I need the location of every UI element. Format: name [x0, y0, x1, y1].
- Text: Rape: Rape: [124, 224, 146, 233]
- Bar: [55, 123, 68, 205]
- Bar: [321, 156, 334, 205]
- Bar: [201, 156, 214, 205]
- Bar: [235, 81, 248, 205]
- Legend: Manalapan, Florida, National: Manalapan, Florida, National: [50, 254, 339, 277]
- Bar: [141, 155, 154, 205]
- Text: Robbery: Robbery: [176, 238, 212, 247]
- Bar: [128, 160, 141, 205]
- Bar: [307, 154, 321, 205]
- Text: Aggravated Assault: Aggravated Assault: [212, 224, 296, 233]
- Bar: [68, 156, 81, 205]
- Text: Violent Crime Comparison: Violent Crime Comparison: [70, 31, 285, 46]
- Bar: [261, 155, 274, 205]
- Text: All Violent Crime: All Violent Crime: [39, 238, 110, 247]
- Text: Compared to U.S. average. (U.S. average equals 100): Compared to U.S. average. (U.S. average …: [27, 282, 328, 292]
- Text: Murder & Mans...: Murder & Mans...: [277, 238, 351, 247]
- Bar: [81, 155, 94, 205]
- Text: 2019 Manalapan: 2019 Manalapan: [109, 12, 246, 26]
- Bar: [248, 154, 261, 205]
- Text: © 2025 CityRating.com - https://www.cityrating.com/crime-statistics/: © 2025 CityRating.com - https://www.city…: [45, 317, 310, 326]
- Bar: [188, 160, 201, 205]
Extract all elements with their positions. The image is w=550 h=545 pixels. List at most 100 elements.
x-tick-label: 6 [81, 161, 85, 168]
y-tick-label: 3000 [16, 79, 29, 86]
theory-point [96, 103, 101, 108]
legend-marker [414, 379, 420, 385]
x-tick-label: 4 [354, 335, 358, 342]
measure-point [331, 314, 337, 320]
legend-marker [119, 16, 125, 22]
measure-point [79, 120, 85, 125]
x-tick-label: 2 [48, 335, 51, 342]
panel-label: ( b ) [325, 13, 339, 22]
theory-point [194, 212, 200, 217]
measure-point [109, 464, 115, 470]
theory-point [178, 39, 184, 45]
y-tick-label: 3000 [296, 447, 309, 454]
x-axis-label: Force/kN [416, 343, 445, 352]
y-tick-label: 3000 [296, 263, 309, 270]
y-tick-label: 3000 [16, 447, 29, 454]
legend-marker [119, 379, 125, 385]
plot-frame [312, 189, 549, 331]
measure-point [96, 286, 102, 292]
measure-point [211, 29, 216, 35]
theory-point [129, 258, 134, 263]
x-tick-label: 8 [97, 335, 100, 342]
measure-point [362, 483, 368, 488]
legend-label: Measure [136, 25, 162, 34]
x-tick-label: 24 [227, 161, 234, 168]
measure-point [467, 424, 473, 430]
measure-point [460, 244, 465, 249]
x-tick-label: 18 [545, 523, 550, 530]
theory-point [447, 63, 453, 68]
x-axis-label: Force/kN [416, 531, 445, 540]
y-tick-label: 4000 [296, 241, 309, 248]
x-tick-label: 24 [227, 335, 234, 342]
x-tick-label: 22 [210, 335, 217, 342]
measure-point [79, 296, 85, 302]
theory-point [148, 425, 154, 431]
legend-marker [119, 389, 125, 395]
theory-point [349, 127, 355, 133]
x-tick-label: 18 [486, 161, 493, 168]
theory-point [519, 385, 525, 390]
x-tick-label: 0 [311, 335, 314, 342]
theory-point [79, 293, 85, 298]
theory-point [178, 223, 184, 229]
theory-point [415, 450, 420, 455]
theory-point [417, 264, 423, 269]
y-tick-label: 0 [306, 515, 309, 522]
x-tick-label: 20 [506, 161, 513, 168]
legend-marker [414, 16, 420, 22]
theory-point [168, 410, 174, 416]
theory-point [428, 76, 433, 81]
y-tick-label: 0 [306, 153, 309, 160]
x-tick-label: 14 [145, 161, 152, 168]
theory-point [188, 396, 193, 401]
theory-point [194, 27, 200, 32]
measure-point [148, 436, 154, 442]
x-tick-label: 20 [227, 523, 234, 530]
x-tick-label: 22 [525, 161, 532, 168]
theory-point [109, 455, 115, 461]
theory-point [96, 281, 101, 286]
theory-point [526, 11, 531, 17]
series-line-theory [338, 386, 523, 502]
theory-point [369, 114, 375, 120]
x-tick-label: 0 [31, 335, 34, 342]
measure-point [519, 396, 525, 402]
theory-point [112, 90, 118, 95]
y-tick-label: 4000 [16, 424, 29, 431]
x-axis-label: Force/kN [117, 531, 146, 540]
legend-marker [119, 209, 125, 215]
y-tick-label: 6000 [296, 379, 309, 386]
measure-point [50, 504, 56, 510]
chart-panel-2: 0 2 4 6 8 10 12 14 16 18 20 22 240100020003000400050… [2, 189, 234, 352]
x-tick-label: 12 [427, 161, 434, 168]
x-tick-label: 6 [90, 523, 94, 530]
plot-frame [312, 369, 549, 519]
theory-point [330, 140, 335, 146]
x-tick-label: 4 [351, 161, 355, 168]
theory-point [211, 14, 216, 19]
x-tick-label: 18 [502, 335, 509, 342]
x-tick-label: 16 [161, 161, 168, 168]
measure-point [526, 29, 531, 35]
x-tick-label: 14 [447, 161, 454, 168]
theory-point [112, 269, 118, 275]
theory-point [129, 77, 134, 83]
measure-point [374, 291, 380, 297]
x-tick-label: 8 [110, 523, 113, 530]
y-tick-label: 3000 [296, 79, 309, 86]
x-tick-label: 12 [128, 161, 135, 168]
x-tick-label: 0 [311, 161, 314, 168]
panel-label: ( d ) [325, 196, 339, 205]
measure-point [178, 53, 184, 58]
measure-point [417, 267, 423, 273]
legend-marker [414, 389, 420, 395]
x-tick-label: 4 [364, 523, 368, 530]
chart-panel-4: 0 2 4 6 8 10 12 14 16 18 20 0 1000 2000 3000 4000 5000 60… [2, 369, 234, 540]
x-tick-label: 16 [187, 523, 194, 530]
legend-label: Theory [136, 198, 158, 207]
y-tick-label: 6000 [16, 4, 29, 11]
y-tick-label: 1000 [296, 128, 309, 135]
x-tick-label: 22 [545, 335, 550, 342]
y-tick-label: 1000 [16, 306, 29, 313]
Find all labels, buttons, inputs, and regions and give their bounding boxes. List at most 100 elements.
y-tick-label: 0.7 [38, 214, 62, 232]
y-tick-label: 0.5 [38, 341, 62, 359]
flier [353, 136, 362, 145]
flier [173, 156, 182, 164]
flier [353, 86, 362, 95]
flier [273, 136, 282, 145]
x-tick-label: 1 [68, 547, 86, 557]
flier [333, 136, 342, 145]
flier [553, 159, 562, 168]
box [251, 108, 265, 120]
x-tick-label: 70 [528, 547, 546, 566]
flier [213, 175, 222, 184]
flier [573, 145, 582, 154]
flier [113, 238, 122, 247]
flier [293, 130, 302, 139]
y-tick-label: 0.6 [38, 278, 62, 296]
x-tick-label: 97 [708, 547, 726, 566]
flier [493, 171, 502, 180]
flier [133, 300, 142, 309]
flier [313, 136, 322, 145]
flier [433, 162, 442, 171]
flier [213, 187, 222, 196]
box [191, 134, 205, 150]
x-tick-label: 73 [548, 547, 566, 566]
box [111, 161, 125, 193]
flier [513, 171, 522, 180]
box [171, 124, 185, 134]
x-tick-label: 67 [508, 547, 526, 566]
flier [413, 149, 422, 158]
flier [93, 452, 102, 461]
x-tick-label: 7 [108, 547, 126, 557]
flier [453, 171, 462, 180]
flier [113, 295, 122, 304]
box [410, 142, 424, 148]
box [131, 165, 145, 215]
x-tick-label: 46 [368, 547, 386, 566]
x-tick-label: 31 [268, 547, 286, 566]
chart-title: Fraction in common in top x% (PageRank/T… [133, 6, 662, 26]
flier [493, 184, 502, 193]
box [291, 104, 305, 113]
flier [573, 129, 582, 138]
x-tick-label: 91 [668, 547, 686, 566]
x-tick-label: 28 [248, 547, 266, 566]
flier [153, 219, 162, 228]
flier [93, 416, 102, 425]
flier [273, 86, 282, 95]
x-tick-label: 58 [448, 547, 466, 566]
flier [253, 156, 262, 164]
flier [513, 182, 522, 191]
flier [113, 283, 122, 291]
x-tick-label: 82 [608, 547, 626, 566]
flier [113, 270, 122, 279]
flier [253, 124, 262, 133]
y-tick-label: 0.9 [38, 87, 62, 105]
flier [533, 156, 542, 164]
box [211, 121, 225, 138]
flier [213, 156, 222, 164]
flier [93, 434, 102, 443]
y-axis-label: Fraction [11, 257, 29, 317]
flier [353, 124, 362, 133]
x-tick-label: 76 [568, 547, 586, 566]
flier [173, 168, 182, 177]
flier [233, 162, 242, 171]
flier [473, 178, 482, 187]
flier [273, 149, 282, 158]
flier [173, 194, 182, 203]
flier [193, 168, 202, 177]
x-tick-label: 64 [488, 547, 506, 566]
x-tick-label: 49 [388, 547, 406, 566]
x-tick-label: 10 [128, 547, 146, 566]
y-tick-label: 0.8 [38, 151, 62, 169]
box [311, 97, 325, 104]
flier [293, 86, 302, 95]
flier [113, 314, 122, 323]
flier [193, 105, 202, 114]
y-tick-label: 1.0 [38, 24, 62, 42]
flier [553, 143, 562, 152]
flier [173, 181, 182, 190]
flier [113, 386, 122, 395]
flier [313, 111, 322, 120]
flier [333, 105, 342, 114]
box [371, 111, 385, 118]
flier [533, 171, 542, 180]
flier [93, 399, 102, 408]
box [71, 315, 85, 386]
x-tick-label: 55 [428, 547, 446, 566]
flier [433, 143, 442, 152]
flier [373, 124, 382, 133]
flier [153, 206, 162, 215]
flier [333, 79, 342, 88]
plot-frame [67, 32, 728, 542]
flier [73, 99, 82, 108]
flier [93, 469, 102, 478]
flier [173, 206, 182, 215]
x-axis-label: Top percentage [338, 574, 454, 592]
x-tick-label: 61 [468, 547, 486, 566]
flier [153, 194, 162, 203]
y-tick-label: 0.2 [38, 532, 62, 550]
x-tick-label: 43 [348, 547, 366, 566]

*Requirement*.
Retype, without any change, every line from the first one through the line that contains "- Text: All".

*Result*.
I need the location of every UI element. Format: name [x0, y0, x1, y1].
- Text: Rape: Rape: [124, 224, 146, 233]
- Bar: [55, 123, 68, 205]
- Bar: [321, 156, 334, 205]
- Bar: [201, 156, 214, 205]
- Bar: [235, 81, 248, 205]
- Legend: Manalapan, Florida, National: Manalapan, Florida, National: [50, 254, 339, 277]
- Bar: [141, 155, 154, 205]
- Text: Robbery: Robbery: [176, 238, 212, 247]
- Bar: [128, 160, 141, 205]
- Bar: [307, 154, 321, 205]
- Text: Aggravated Assault: Aggravated Assault: [212, 224, 296, 233]
- Bar: [68, 156, 81, 205]
- Text: Violent Crime Comparison: Violent Crime Comparison: [70, 31, 285, 46]
- Bar: [261, 155, 274, 205]
- Text: All Violent Crime: All Violent Crime: [39, 238, 110, 247]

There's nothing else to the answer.